> What the exercise asks
Give only the number of lines that include the string "stress".

> Stored records
◆ ◆ ◆ ◆
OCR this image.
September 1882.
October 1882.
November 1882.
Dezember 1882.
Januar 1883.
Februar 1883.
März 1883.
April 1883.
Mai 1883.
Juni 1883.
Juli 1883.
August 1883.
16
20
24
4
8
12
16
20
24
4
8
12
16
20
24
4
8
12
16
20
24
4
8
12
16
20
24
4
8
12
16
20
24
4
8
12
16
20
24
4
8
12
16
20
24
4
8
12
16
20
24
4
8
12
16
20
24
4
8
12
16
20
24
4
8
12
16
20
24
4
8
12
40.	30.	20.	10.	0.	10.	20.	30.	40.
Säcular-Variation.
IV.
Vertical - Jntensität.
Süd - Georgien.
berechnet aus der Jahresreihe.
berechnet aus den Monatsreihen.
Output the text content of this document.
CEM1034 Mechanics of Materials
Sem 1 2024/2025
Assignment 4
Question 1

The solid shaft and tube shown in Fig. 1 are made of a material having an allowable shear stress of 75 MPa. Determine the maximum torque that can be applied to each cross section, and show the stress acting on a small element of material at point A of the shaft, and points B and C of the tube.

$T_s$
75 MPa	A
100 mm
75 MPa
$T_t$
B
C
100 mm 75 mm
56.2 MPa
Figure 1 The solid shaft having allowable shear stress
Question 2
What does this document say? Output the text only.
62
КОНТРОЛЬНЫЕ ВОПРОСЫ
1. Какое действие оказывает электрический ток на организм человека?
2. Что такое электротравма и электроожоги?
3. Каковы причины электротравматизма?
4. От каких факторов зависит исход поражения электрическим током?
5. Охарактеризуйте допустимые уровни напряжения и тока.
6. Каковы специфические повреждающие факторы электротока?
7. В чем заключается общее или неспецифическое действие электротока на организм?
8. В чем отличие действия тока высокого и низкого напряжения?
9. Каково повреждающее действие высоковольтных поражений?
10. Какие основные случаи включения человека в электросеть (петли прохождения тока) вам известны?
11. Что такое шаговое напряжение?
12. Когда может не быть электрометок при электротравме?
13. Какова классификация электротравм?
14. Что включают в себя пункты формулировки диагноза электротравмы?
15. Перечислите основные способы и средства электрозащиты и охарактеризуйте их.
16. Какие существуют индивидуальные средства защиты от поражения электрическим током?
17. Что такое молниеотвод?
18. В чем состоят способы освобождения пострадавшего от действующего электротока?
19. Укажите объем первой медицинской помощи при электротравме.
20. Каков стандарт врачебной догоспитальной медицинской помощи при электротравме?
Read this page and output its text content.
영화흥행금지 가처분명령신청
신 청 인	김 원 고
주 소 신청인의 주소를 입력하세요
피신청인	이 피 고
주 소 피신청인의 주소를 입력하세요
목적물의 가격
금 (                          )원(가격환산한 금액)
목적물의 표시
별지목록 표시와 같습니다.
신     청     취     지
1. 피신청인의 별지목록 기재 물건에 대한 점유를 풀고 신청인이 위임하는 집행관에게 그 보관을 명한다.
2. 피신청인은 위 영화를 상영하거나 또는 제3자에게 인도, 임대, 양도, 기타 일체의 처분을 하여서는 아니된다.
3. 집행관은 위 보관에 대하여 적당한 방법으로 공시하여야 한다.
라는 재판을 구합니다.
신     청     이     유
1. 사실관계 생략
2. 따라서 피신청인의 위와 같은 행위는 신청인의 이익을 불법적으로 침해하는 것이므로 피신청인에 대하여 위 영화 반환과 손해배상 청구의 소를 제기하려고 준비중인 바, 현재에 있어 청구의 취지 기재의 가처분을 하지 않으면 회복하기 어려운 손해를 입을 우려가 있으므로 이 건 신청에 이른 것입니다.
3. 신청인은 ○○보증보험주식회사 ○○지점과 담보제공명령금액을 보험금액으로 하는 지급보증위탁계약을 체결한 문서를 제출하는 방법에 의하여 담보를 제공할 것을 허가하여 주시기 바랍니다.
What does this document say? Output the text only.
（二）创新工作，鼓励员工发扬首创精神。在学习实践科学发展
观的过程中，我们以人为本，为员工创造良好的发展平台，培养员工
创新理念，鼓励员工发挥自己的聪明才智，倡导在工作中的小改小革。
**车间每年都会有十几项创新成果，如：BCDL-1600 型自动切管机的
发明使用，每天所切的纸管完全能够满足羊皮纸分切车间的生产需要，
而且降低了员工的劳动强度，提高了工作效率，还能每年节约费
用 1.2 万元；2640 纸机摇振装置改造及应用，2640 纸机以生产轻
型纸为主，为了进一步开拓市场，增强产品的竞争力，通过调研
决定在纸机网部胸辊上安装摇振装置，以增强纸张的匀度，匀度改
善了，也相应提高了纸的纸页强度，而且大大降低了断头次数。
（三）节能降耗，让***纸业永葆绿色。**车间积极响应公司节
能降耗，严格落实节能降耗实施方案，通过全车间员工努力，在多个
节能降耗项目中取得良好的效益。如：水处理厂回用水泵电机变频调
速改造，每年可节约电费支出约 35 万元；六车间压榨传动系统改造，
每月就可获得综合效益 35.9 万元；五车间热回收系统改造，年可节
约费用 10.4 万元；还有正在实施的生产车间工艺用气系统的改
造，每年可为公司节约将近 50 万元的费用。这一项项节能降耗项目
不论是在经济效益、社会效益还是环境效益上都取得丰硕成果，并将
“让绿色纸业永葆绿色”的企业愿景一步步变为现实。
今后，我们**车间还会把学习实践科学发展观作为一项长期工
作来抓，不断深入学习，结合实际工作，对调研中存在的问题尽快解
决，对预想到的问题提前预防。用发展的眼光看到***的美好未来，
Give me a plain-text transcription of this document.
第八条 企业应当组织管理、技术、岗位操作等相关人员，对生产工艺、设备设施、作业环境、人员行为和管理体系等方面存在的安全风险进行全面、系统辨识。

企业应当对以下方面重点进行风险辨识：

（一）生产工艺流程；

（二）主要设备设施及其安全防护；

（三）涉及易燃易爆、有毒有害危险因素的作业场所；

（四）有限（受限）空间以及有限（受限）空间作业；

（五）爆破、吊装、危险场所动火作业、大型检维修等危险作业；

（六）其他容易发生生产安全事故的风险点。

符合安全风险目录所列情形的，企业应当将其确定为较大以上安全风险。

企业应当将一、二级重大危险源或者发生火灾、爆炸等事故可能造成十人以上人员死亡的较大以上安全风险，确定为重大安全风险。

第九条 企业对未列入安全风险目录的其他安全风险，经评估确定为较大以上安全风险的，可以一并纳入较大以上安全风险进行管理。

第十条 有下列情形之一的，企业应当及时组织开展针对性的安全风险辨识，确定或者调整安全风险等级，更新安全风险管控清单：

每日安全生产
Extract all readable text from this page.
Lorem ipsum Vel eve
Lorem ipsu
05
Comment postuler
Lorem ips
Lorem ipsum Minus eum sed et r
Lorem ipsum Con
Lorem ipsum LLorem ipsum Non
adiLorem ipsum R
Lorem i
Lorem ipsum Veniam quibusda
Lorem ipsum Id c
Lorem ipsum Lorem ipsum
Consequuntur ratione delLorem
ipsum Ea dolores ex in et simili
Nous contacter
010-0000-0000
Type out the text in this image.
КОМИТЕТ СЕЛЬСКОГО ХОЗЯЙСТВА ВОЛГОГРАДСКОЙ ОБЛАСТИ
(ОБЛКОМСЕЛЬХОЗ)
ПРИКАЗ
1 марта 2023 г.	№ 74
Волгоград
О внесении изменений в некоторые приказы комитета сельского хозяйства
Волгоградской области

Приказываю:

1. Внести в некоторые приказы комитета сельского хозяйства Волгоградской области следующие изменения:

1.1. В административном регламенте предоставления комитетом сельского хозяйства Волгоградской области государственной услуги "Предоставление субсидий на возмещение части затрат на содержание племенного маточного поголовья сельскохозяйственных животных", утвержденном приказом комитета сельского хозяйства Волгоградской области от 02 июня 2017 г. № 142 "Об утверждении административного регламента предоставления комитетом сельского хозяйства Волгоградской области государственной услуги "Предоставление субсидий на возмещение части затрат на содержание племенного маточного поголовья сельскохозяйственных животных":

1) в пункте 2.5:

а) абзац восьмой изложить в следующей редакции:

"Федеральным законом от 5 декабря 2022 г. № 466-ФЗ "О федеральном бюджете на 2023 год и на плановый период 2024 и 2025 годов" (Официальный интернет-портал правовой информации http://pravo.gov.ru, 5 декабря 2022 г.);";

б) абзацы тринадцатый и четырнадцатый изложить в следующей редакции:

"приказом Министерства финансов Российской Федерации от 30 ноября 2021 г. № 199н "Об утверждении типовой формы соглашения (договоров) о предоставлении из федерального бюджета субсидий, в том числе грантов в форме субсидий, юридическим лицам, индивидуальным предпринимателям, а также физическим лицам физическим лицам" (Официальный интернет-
◆ ◆ ◆ ◆
> Reply
2